Written instruction 1 =>
Retype the passage on Ayla Oasis word for word, starting with "The development, which" and going on through "awards in 2024.".

Passage given =>
Start

Ayla Oasis is a $1.4 billion real estate development project in Aqaba, Jordan. The development aims to create a "luxurious waterfront community" on the shores of the Red Sea. The project covers an area of approximately 17 km2 and has residential, commercial, and leisure facilities. Ayla Oasis is centered around a marina and a golf course. The golf course was designed by Greg Norman and opened in 2017.

The development, which involved the construction of man-made seawater lagoons to create additional waterfronts, features villas, apartments, and (as of 2018) two hotels. The property, which has retail outlets, restaurants, cafes, bars, recreational facilities, leisure and entertainment amenities, also has a marina. This marina, which has berthing facilities for yachts and boats, reportedly received environmental and safety awards in 2024.

== History ==
The project concept originated in 2002 after the Jordanian government allocated land in Aqaba for investment. Sabih al-Masri established Ayla Oasis on a site that was previously barren and contained remnants of mines. Development began in 2008 under the management of Sahl Dudin and was aligned with the strategic plan of the Aqaba Special Economic Zone Authority (ASEZA) to diversify Aqaba's economy.

== Design and features ==
Ayla Oasis includes several residential communities, hotels and serviced apartments. The Hyatt brand operates within the development. The project also incorporates a marina, recreational areas, and cultural spaces that host exhibitions and community events.

Ayla Oasis incorporates a number of environmental management practices, including artificial coral reefs, coral nurseries, wildlife, artificial lagoons, corridors and native plant landscaping. The "Feather Trail" is a designated bird migration stopover that has recorded over 130 species, including globally threatened birds.

==Sport==
The site has an 18-hole championship golf course and a 9-hole academy course designed by Greg Norman Golf Course Design. The 18-hole course, which overlooks the Red Sea and surrounding mountains, is located within an artificial lagoon system. It opened in 2016, The golf club also has golf academy facilities. The course has previously hosted the Jordan Open Golf Championship.

Other sports facilities include water sports, tennis, football, padel and basketball facilities. There are also cycling and walking paths in the development.

End

Record set =>
Start

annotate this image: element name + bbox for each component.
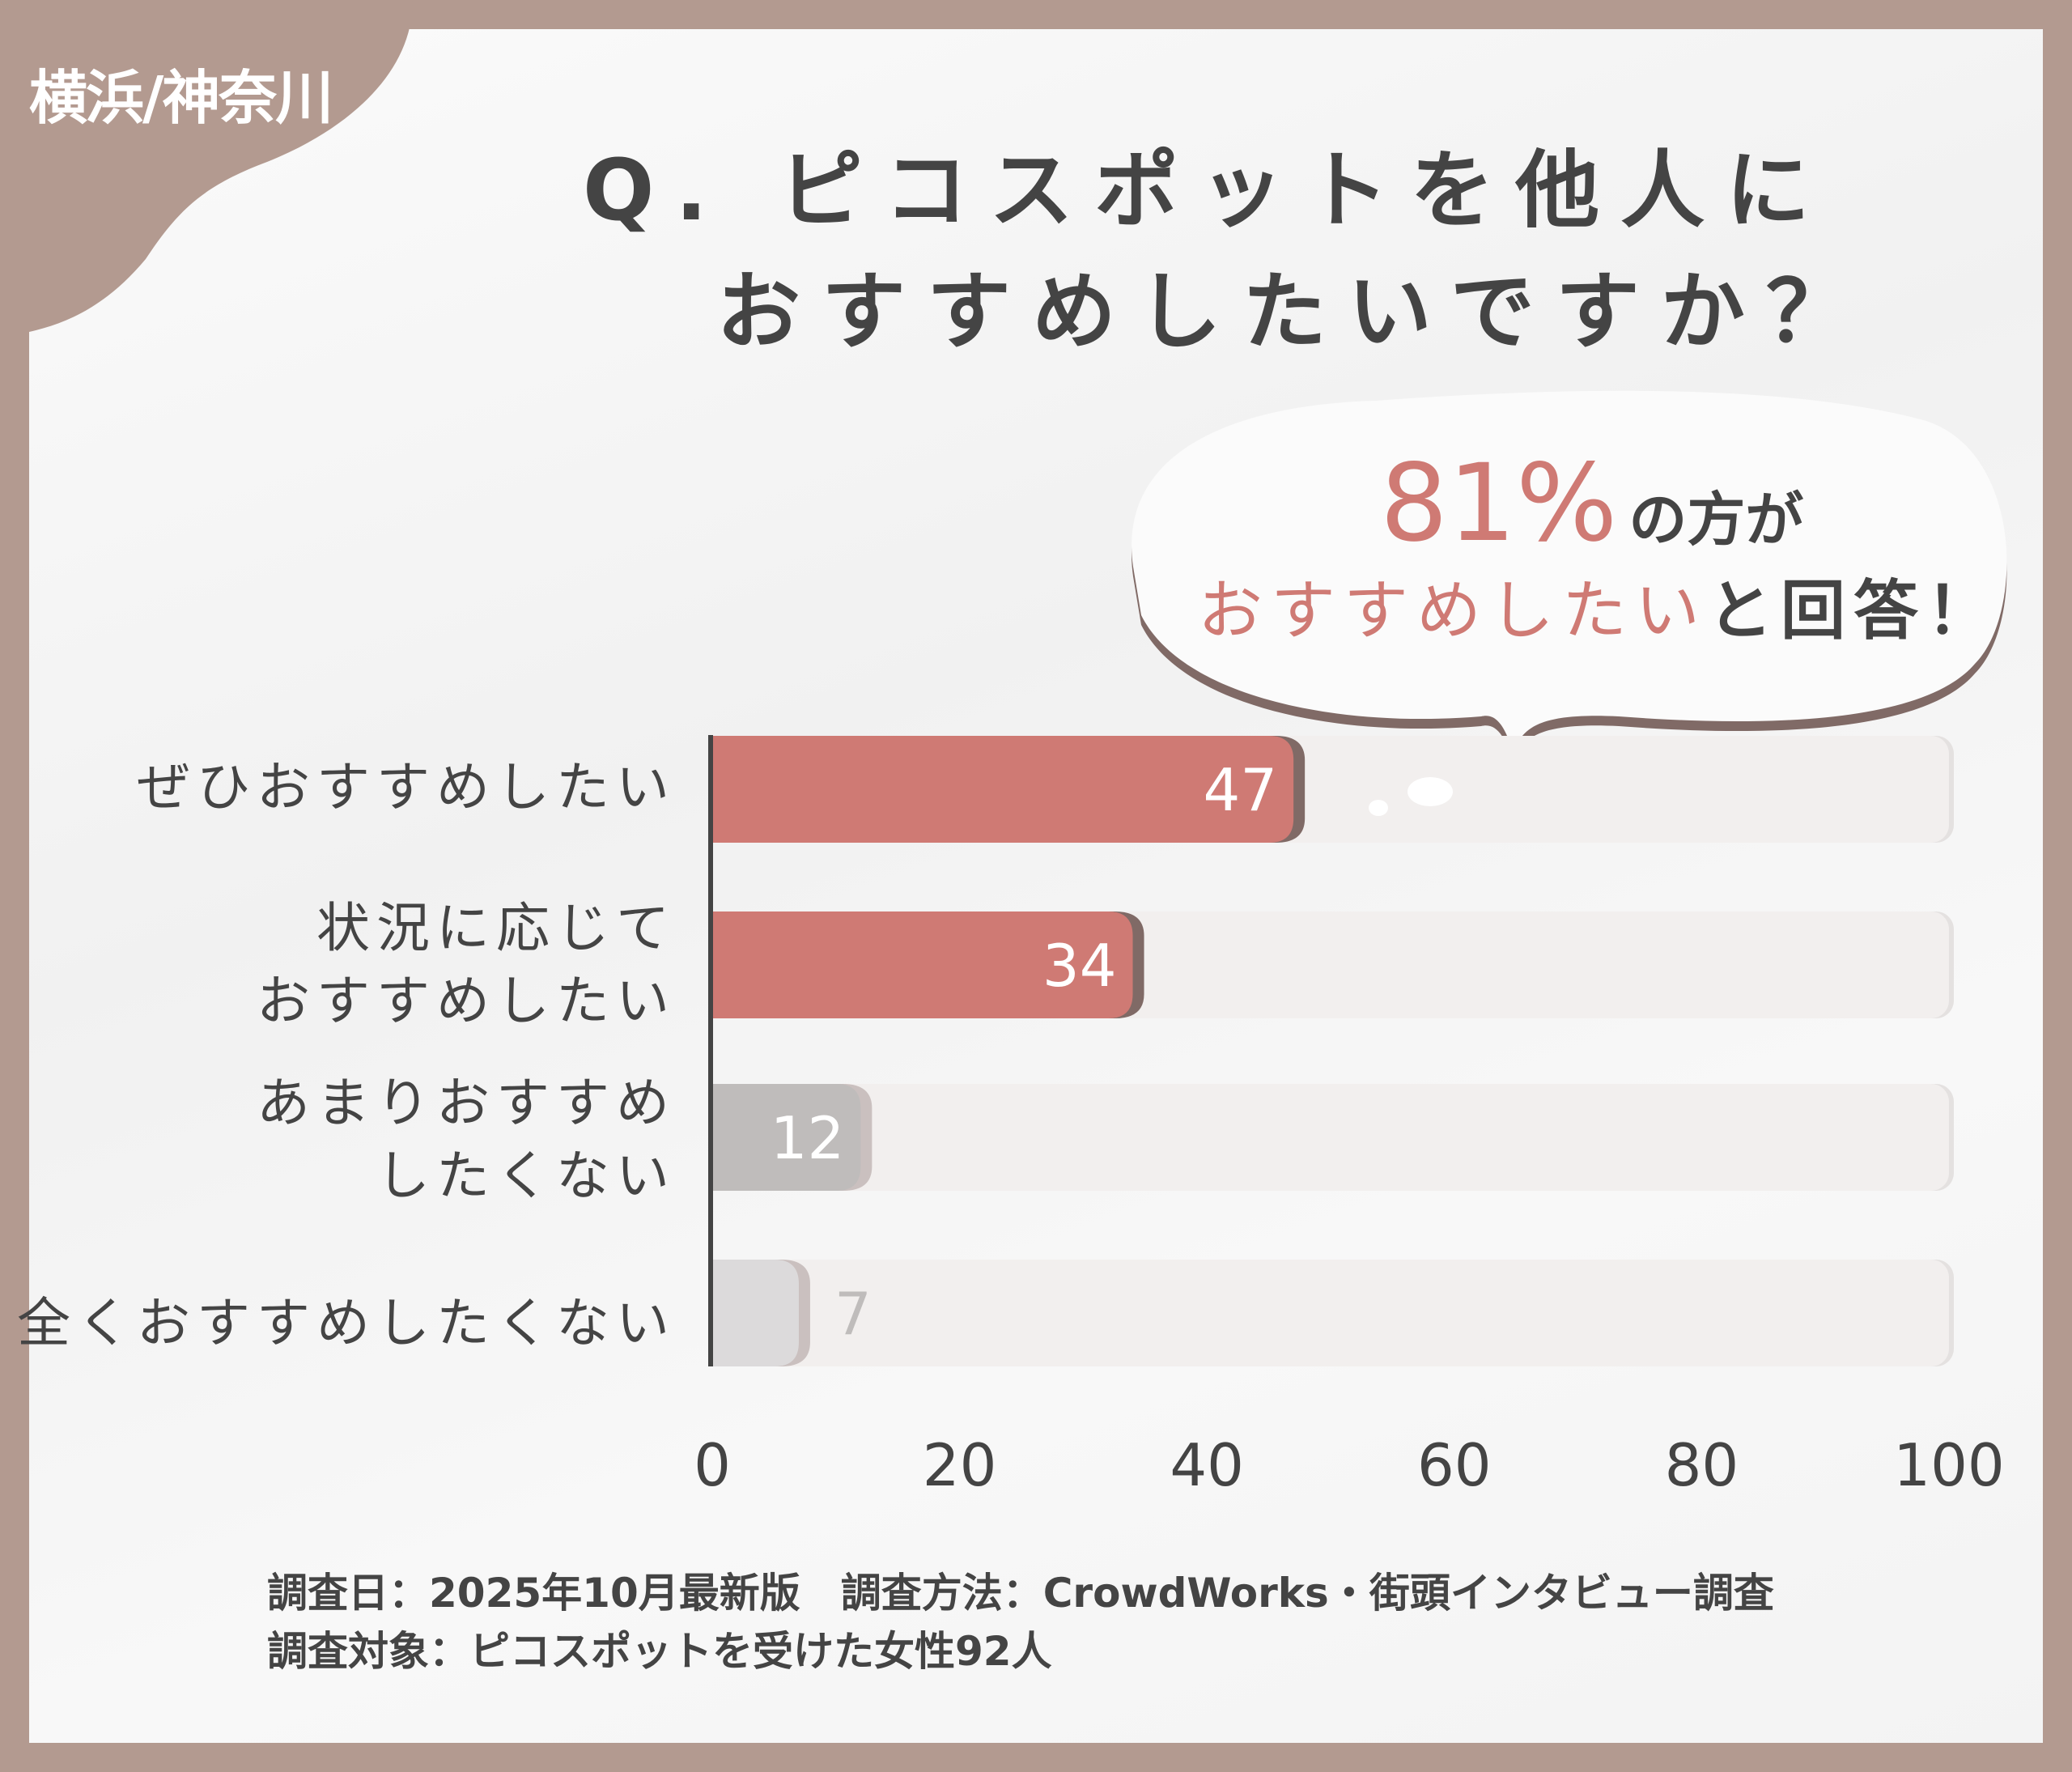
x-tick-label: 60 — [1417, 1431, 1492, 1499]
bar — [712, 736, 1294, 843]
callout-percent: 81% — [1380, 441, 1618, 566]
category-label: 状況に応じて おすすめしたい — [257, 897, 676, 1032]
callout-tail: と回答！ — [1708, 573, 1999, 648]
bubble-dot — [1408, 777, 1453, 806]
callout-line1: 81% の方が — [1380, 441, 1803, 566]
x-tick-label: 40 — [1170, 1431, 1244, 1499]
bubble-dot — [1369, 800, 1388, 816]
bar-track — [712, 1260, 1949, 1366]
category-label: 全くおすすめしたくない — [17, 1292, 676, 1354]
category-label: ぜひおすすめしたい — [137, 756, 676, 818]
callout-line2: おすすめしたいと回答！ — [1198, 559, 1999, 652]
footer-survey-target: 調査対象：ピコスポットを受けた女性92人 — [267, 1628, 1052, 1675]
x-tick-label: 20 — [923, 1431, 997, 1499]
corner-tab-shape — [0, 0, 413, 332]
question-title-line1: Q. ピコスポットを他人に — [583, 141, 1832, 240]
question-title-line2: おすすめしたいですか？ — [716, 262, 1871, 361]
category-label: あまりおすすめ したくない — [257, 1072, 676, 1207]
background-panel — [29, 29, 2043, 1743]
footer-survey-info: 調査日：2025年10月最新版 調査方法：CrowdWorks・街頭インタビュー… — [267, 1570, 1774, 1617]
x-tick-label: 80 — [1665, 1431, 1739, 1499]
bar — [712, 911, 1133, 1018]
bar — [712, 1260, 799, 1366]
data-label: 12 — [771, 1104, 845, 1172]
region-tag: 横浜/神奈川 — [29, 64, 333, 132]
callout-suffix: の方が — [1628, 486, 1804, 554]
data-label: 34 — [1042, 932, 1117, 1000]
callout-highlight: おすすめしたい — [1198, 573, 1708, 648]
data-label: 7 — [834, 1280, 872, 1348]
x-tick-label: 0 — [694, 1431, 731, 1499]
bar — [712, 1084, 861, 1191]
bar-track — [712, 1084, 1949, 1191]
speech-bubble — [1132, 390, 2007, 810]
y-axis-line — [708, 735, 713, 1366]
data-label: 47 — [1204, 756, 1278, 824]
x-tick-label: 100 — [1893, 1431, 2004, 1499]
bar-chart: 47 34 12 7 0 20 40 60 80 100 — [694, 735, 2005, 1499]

End

Written instruction 2 =>
Please echo the lines of the listing verbatim, starting with the line with "x-tick-label: 60 — [1417, 1431, 1492, 1499]" and going on through the line with "category-label: あまりおすすめ したくない".

Exercise solution 1 =>
The development, which involved the construction of man-made seawater lagoons to create additional waterfronts, features villas, apartments, and (as of 2018) two hotels. The property, which has retail outlets, restaurants, cafes, bars, recreational facilities, leisure and entertainment amenities, also has a marina. This marina, which has berthing facilities for yachts and boats, reportedly received environmental and safety awards in 2024.

Exercise solution 2 =>
x-tick-label: 60 — [1417, 1431, 1492, 1499]
bar — [712, 736, 1294, 843]
callout-percent: 81% — [1380, 441, 1618, 566]
category-label: 状況に応じて おすすめしたい — [257, 897, 676, 1032]
callout-tail: と回答！ — [1708, 573, 1999, 648]
bubble-dot — [1408, 777, 1453, 806]
callout-line1: 81% の方が — [1380, 441, 1803, 566]
x-tick-label: 40 — [1170, 1431, 1244, 1499]
bubble-dot — [1369, 800, 1388, 816]
bar-track — [712, 1260, 1949, 1366]
category-label: 全くおすすめしたくない — [17, 1292, 676, 1354]
category-label: ぜひおすすめしたい — [137, 756, 676, 818]
callout-line2: おすすめしたいと回答！ — [1198, 559, 1999, 652]
footer-survey-target: 調査対象：ピコスポットを受けた女性92人 — [267, 1628, 1052, 1675]
x-tick-label: 20 — [923, 1431, 997, 1499]
corner-tab-shape — [0, 0, 413, 332]
question-title-line1: Q. ピコスポットを他人に — [583, 141, 1832, 240]
question-title-line2: おすすめしたいですか？ — [716, 262, 1871, 361]
category-label: あまりおすすめ したくない — [257, 1072, 676, 1207]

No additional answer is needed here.